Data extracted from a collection
********

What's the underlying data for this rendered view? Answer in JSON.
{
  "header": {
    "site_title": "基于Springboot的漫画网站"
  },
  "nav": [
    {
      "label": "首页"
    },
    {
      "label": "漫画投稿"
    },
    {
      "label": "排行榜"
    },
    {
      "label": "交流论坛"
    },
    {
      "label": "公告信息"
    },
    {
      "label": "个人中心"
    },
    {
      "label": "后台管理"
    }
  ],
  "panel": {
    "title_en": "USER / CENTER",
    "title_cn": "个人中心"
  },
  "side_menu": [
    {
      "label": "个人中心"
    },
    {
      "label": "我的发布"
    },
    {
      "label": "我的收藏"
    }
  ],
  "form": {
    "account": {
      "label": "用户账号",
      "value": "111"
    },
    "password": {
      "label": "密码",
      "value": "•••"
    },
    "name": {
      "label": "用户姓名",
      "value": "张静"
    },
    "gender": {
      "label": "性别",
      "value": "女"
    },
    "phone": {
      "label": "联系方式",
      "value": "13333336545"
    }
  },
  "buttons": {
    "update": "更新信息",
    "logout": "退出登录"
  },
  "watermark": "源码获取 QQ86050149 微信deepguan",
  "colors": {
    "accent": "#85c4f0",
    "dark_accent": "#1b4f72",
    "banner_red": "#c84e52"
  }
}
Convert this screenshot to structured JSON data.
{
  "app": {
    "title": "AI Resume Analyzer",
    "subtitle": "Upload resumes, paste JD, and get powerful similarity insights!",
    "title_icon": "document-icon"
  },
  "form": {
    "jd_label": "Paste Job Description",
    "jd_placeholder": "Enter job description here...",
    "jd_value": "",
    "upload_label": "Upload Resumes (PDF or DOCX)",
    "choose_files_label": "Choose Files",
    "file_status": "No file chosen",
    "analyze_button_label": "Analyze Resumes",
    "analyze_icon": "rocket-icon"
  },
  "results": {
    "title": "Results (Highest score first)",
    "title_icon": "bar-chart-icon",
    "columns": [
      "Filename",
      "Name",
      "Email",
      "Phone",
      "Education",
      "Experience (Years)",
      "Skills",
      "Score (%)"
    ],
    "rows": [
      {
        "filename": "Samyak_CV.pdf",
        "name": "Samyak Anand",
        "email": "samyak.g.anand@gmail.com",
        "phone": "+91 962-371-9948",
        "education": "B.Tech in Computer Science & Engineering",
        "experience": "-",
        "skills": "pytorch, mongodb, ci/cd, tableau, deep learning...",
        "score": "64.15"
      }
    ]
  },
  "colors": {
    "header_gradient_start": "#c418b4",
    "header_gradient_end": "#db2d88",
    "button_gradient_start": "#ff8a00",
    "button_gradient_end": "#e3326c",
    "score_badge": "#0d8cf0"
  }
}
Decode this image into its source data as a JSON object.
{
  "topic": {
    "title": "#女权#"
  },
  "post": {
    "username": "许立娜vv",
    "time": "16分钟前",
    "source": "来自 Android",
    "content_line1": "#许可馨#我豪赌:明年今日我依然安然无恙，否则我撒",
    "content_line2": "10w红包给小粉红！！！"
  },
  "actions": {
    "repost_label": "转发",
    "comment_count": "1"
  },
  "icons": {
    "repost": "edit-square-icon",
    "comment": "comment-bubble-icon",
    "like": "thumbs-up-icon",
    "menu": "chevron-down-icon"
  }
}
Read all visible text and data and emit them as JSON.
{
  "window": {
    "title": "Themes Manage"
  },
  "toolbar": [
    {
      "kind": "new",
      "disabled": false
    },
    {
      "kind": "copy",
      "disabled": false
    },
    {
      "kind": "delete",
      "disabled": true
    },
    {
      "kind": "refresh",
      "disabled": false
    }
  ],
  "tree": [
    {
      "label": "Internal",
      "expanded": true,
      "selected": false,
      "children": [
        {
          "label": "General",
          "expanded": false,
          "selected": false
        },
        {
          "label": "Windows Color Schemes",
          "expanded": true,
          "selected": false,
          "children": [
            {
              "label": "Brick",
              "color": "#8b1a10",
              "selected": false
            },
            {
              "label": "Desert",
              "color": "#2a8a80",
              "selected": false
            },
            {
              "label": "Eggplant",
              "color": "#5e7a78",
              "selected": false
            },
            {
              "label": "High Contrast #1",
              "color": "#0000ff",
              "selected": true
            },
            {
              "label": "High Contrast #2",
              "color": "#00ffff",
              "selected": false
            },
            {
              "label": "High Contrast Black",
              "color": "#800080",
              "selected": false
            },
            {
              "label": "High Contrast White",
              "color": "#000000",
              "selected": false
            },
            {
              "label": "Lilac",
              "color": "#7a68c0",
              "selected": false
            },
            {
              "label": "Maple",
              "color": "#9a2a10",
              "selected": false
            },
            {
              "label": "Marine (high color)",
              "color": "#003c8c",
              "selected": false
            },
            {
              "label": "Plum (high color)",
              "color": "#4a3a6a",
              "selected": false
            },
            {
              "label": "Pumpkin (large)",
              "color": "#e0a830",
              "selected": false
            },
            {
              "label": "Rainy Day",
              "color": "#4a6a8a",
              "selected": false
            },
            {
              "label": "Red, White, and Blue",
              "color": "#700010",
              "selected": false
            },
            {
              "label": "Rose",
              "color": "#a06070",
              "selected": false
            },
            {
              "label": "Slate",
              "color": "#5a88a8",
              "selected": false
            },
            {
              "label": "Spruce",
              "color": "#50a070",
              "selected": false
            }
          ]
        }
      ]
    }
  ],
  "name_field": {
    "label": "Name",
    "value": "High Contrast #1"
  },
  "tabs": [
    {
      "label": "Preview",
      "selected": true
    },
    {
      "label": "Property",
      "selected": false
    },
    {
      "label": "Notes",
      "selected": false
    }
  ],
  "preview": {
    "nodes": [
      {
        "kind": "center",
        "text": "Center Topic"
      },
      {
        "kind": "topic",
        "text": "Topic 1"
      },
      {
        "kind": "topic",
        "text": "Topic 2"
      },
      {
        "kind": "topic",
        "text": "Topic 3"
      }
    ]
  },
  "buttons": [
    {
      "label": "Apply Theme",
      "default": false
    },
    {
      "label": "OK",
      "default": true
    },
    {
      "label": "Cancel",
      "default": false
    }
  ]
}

********

**STATED TASK:** Write an exact transcription of every entry above.

**CORRECT OUTPUT:**
What's the underlying data for this rendered view? Answer in JSON.
{
  "header": {
    "site_title": "基于Springboot的漫画网站"
  },
  "nav": [
    {
      "label": "首页"
    },
    {
      "label": "漫画投稿"
    },
    {
      "label": "排行榜"
    },
    {
      "label": "交流论坛"
    },
    {
      "label": "公告信息"
    },
    {
      "label": "个人中心"
    },
    {
      "label": "后台管理"
    }
  ],
  "panel": {
    "title_en": "USER / CENTER",
    "title_cn": "个人中心"
  },
  "side_menu": [
    {
      "label": "个人中心"
    },
    {
      "label": "我的发布"
    },
    {
      "label": "我的收藏"
    }
  ],
  "form": {
    "account": {
      "label": "用户账号",
      "value": "111"
    },
    "password": {
      "label": "密码",
      "value": "•••"
    },
    "name": {
      "label": "用户姓名",
      "value": "张静"
    },
    "gender": {
      "label": "性别",
      "value": "女"
    },
    "phone": {
      "label": "联系方式",
      "value": "13333336545"
    }
  },
  "buttons": {
    "update": "更新信息",
    "logout": "退出登录"
  },
  "watermark": "源码获取 QQ86050149 微信deepguan",
  "colors": {
    "accent": "#85c4f0",
    "dark_accent": "#1b4f72",
    "banner_red": "#c84e52"
  }
}
Convert this screenshot to structured JSON data.
{
  "app": {
    "title": "AI Resume Analyzer",
    "subtitle": "Upload resumes, paste JD, and get powerful similarity insights!",
    "title_icon": "document-icon"
  },
  "form": {
    "jd_label": "Paste Job Description",
    "jd_placeholder": "Enter job description here...",
    "jd_value": "",
    "upload_label": "Upload Resumes (PDF or DOCX)",
    "choose_files_label": "Choose Files",
    "file_status": "No file chosen",
    "analyze_button_label": "Analyze Resumes",
    "analyze_icon": "rocket-icon"
  },
  "results": {
    "title": "Results (Highest score first)",
    "title_icon": "bar-chart-icon",
    "columns": [
      "Filename",
      "Name",
      "Email",
      "Phone",
      "Education",
      "Experience (Years)",
      "Skills",
      "Score (%)"
    ],
    "rows": [
      {
        "filename": "Samyak_CV.pdf",
        "name": "Samyak Anand",
        "email": "samyak.g.anand@gmail.com",
        "phone": "+91 962-371-9948",
        "education": "B.Tech in Computer Science & Engineering",
        "experience": "-",
        "skills": "pytorch, mongodb, ci/cd, tableau, deep learning...",
        "score": "64.15"
      }
    ]
  },
  "colors": {
    "header_gradient_start": "#c418b4",
    "header_gradient_end": "#db2d88",
    "button_gradient_start": "#ff8a00",
    "button_gradient_end": "#e3326c",
    "score_badge": "#0d8cf0"
  }
}
Decode this image into its source data as a JSON object.
{
  "topic": {
    "title": "#女权#"
  },
  "post": {
    "username": "许立娜vv",
    "time": "16分钟前",
    "source": "来自 Android",
    "content_line1": "#许可馨#我豪赌:明年今日我依然安然无恙，否则我撒",
    "content_line2": "10w红包给小粉红！！！"
  },
  "actions": {
    "repost_label": "转发",
    "comment_count": "1"
  },
  "icons": {
    "repost": "edit-square-icon",
    "comment": "comment-bubble-icon",
    "like": "thumbs-up-icon",
    "menu": "chevron-down-icon"
  }
}
Read all visible text and data and emit them as JSON.
{
  "window": {
    "title": "Themes Manage"
  },
  "toolbar": [
    {
      "kind": "new",
      "disabled": false
    },
    {
      "kind": "copy",
      "disabled": false
    },
    {
      "kind": "delete",
      "disabled": true
    },
    {
      "kind": "refresh",
      "disabled": false
    }
  ],
  "tree": [
    {
      "label": "Internal",
      "expanded": true,
      "selected": false,
      "children": [
        {
          "label": "General",
          "expanded": false,
          "selected": false
        },
        {
          "label": "Windows Color Schemes",
          "expanded": true,
          "selected": false,
          "children": [
            {
              "label": "Brick",
              "color": "#8b1a10",
              "selected": false
            },
            {
              "label": "Desert",
              "color": "#2a8a80",
              "selected": false
            },
            {
              "label": "Eggplant",
              "color": "#5e7a78",
              "selected": false
            },
            {
              "label": "High Contrast #1",
              "color": "#0000ff",
              "selected": true
            },
            {
              "label": "High Contrast #2",
              "color": "#00ffff",
              "selected": false
            },
            {
              "label": "High Contrast Black",
              "color": "#800080",
              "selected": false
            },
            {
              "label": "High Contrast White",
              "color": "#000000",
              "selected": false
            },
            {
              "label": "Lilac",
              "color": "#7a68c0",
              "selected": false
            },
            {
              "label": "Maple",
              "color": "#9a2a10",
              "selected": false
            },
            {
              "label": "Marine (high color)",
              "color": "#003c8c",
              "selected": false
            },
            {
              "label": "Plum (high color)",
              "color": "#4a3a6a",
              "selected": false
            },
            {
              "label": "Pumpkin (large)",
              "color": "#e0a830",
              "selected": false
            },
            {
              "label": "Rainy Day",
              "color": "#4a6a8a",
              "selected": false
            },
            {
              "label": "Red, White, and Blue",
              "color": "#700010",
              "selected": false
            },
            {
              "label": "Rose",
              "color": "#a06070",
              "selected": false
            },
            {
              "label": "Slate",
              "color": "#5a88a8",
              "selected": false
            },
            {
              "label": "Spruce",
              "color": "#50a070",
              "selected": false
            }
          ]
        }
      ]
    }
  ],
  "name_field": {
    "label": "Name",
    "value": "High Contrast #1"
  },
  "tabs": [
    {
      "label": "Preview",
      "selected": true
    },
    {
      "label": "Property",
      "selected": false
    },
    {
      "label": "Notes",
      "selected": false
    }
  ],
  "preview": {
    "nodes": [
      {
        "kind": "center",
        "text": "Center Topic"
      },
      {
        "kind": "topic",
        "text": "Topic 1"
      },
      {
        "kind": "topic",
        "text": "Topic 2"
      },
      {
        "kind": "topic",
        "text": "Topic 3"
      }
    ]
  },
  "buttons": [
    {
      "label": "Apply Theme",
      "default": false
    },
    {
      "label": "OK",
      "default": true
    },
    {
      "label": "Cancel",
      "default": false
    }
  ]
}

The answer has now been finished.